TO DO
Where a line of the listing below includes the word "meta", reproduce that line.

STORED ROWS
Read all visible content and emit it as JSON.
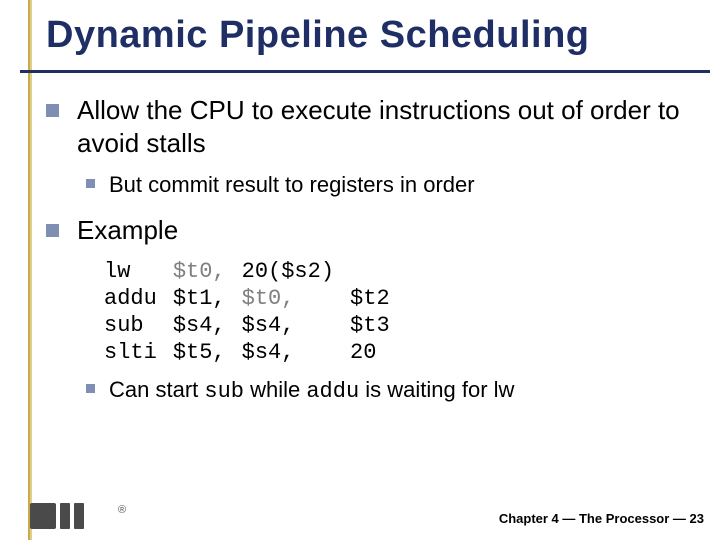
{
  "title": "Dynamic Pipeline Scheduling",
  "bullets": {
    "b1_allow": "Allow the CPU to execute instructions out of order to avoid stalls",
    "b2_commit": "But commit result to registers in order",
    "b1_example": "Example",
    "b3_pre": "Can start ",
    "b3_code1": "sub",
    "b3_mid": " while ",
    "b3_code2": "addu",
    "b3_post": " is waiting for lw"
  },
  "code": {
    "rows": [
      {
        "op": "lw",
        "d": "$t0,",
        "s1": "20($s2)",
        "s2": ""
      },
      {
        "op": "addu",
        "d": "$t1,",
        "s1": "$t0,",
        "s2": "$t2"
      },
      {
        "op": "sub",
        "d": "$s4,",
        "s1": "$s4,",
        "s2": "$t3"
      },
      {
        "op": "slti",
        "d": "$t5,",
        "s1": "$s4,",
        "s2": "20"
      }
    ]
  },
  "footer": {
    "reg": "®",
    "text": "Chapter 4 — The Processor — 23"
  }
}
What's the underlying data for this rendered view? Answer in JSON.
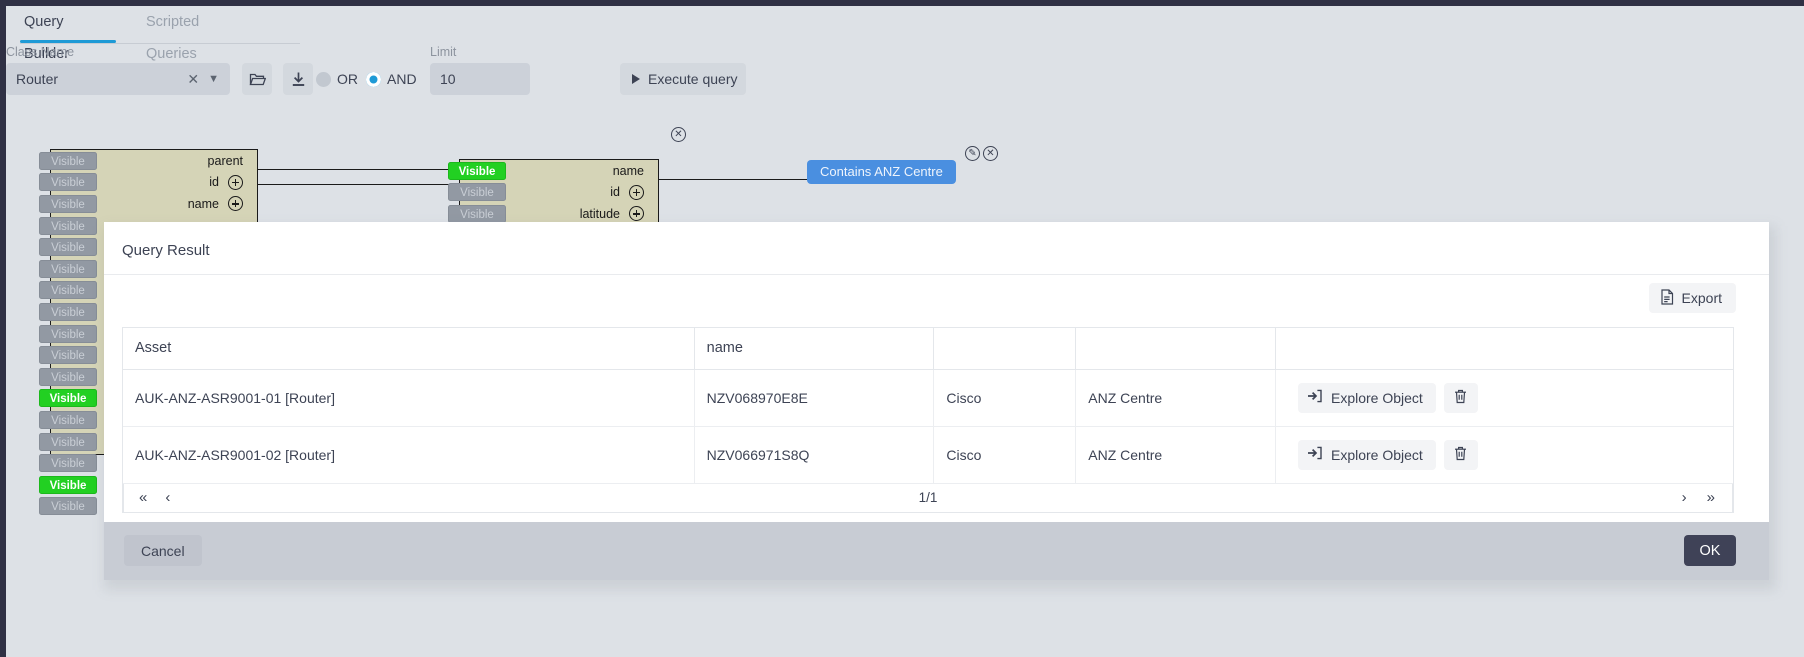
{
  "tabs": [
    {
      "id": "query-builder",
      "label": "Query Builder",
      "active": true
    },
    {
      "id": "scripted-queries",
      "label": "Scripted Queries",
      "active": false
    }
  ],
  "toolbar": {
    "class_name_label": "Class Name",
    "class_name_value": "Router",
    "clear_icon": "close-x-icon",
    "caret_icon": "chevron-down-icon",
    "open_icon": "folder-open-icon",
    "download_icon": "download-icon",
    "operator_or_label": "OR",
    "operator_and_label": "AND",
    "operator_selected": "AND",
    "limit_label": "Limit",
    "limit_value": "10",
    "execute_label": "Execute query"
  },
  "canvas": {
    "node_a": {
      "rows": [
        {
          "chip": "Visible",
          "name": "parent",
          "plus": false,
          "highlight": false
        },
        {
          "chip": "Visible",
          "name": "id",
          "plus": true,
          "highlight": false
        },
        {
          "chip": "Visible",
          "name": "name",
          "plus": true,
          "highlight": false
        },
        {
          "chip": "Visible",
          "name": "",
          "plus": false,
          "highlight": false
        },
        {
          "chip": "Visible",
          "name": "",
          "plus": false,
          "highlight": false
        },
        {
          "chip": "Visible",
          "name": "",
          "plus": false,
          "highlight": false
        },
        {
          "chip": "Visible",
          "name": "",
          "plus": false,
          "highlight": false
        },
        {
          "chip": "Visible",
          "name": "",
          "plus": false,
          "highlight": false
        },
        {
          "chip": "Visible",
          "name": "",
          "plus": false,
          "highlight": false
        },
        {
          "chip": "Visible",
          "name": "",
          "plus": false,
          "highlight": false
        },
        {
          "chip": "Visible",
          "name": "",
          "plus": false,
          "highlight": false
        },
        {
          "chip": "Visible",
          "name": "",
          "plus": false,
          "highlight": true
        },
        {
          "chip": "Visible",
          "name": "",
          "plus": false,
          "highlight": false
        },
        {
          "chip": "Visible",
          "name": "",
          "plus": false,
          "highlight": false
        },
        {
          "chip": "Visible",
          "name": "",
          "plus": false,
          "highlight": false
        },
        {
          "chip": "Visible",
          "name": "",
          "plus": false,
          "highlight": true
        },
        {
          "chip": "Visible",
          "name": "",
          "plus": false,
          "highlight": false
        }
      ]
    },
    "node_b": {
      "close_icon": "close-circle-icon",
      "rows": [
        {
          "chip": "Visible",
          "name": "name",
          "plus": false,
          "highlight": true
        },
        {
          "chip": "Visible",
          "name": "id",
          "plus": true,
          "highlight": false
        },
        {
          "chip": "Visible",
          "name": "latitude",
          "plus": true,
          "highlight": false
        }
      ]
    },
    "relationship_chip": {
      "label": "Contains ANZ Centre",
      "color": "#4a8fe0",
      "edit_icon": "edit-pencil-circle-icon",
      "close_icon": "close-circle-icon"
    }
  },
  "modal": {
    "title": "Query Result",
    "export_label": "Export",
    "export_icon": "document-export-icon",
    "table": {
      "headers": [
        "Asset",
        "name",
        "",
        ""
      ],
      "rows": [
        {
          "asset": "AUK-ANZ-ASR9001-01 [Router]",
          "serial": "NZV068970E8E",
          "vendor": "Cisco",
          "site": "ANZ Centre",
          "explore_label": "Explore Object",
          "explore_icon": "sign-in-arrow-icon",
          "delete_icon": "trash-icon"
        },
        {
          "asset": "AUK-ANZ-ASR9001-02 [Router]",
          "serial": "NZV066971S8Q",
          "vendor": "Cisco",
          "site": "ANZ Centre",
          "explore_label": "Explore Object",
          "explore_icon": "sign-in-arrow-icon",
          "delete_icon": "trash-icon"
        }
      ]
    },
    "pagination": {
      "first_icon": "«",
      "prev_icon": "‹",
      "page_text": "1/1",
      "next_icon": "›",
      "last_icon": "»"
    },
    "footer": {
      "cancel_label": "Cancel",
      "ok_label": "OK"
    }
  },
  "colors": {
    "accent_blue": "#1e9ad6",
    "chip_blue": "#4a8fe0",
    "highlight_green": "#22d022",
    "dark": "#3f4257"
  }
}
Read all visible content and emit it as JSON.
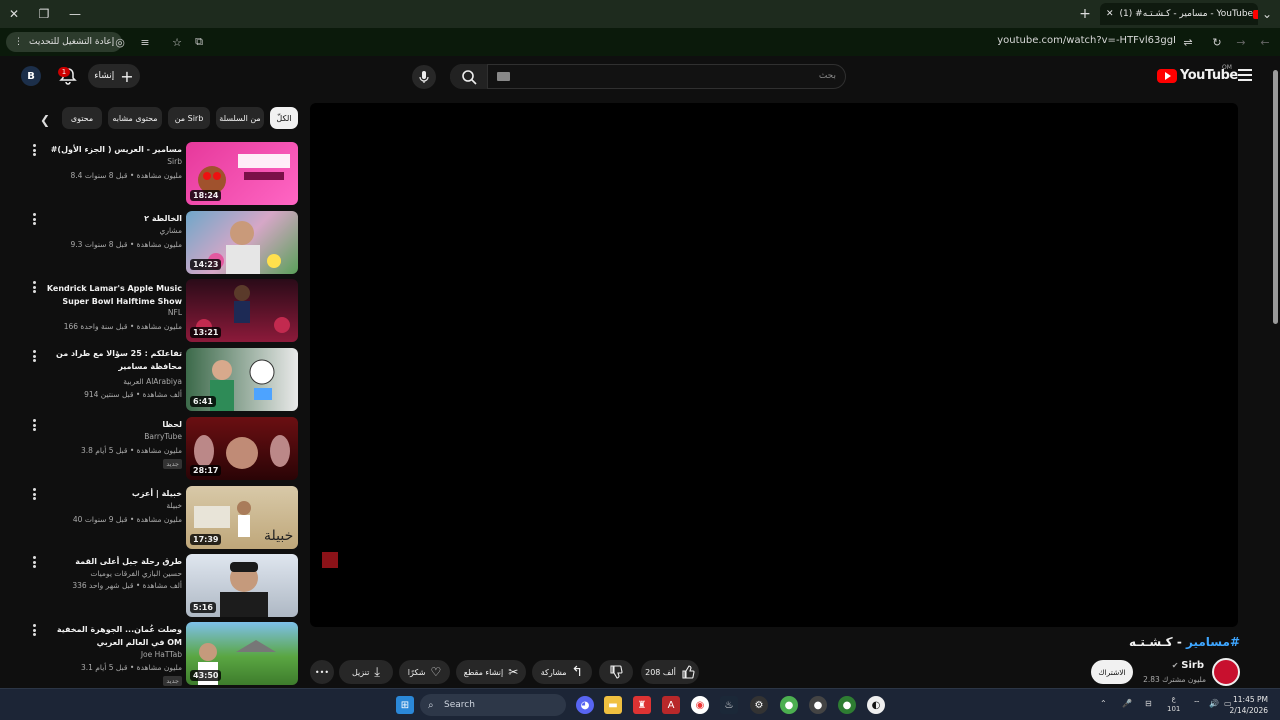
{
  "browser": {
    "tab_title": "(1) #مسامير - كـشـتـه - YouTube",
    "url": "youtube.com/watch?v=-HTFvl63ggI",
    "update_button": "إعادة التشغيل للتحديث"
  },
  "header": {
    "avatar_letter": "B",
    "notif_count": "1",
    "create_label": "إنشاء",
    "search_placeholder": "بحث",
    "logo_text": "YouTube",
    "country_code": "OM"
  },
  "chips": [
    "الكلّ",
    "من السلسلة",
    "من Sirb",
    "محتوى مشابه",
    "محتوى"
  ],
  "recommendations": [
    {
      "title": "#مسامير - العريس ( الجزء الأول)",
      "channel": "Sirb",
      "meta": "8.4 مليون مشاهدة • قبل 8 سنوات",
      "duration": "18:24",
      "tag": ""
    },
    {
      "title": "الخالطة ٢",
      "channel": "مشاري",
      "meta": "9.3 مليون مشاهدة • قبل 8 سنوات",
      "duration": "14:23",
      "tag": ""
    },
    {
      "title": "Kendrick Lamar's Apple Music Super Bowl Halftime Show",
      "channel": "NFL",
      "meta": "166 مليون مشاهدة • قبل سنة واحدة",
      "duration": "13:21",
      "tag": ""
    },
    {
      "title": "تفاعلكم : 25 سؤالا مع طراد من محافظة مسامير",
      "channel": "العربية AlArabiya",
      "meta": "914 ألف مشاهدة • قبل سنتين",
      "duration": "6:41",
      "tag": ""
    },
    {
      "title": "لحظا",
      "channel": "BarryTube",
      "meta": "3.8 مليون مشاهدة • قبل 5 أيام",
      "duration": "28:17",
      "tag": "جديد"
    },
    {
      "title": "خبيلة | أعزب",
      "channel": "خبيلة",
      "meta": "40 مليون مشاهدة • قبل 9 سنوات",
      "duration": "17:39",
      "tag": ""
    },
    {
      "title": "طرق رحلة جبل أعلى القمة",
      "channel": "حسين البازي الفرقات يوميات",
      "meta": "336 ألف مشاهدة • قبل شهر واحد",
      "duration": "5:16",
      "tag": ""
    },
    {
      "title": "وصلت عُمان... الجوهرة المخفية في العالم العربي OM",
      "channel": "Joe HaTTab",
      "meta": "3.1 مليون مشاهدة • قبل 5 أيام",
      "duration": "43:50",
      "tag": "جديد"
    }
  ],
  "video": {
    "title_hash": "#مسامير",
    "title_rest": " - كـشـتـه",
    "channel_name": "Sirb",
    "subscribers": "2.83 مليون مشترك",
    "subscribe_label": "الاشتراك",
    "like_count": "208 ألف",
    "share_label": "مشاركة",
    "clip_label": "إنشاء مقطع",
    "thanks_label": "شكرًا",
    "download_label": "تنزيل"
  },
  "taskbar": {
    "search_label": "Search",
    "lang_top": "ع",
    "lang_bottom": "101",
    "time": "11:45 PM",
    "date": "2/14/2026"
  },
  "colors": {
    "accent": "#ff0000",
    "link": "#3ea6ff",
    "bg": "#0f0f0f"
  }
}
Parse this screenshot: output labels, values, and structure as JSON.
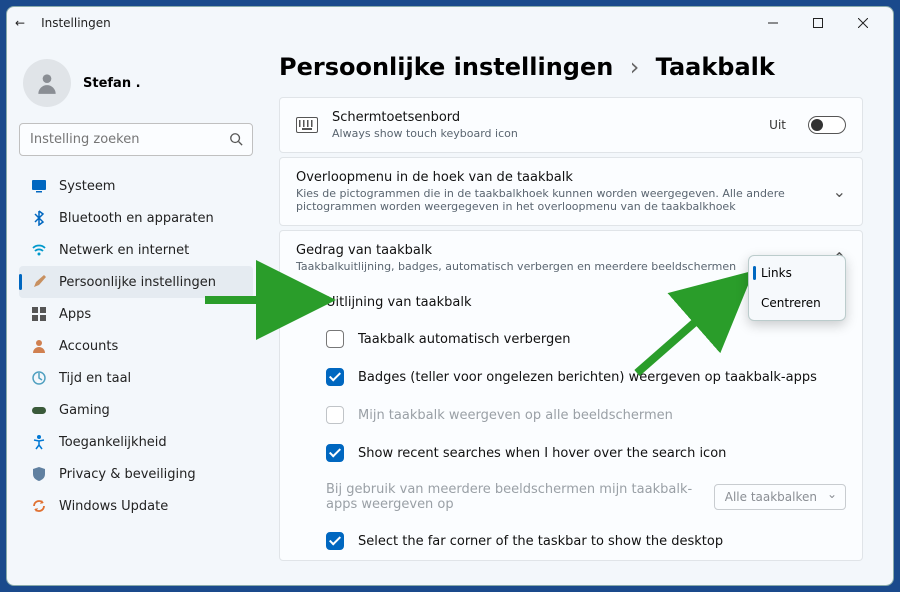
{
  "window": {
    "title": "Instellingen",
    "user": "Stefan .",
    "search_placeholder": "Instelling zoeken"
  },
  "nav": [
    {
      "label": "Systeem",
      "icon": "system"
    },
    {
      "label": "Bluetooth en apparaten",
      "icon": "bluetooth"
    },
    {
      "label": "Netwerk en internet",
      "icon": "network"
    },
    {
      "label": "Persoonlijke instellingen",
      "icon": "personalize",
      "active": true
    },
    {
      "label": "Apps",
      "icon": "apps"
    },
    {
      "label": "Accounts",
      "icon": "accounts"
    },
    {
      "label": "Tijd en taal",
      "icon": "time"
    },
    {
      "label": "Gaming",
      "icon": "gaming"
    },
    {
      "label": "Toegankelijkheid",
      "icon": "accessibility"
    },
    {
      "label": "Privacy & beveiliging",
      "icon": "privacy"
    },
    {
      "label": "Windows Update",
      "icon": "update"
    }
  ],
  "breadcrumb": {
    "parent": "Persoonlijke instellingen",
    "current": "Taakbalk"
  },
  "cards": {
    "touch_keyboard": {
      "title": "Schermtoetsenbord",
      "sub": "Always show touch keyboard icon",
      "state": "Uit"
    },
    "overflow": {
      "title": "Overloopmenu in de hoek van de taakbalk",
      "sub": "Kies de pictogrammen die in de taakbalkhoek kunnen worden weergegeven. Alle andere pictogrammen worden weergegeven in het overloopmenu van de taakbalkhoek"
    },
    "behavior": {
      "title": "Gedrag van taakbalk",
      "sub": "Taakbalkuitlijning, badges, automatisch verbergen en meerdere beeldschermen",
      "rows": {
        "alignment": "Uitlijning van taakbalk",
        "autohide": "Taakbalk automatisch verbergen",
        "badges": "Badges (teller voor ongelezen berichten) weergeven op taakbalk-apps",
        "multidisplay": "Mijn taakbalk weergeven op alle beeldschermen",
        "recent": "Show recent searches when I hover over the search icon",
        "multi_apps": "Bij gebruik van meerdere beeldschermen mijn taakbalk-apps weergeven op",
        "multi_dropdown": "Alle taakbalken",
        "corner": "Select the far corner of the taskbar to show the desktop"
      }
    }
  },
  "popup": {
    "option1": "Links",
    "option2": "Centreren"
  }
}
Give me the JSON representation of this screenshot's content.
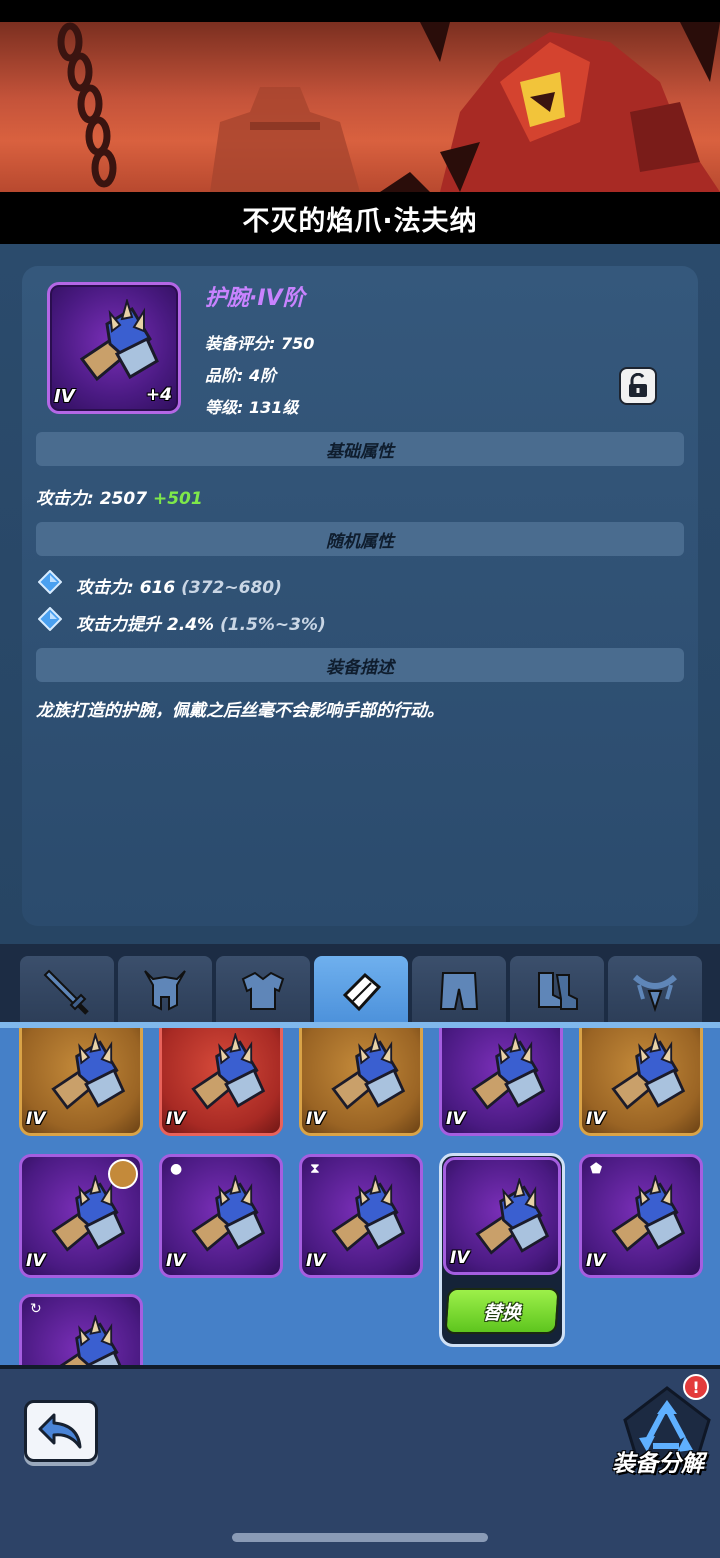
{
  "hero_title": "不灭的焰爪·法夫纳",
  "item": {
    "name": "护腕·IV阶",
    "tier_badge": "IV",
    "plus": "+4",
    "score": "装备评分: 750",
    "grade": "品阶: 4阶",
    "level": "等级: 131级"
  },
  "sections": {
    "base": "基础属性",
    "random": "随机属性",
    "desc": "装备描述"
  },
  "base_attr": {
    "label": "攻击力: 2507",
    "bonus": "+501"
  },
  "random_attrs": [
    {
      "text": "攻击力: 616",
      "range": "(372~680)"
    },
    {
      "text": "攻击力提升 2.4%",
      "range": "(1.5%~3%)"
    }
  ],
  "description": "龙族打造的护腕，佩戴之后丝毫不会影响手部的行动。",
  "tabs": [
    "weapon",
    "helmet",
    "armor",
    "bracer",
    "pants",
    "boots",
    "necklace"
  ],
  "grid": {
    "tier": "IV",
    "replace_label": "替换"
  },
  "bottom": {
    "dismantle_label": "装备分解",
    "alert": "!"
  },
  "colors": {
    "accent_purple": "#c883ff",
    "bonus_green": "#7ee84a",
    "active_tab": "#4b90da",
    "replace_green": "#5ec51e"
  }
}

RESULT OF THIS EXERCISE
      "meta": "8.4 مليون مشاهدة • قبل 8 سنوات",
      "meta": "9.3 مليون مشاهدة • قبل 8 سنوات",
      "meta": "166 مليون مشاهدة • قبل سنة واحدة",
      "meta": "914 ألف مشاهدة • قبل سنتين",
      "meta": "3.8 مليون مشاهدة • قبل 5 أيام",
      "meta": "40 مليون مشاهدة • قبل 9 سنوات",
      "meta": "336 ألف مشاهدة • قبل شهر واحد",
      "meta": "3.1 مليون مشاهدة • قبل 5 أيام",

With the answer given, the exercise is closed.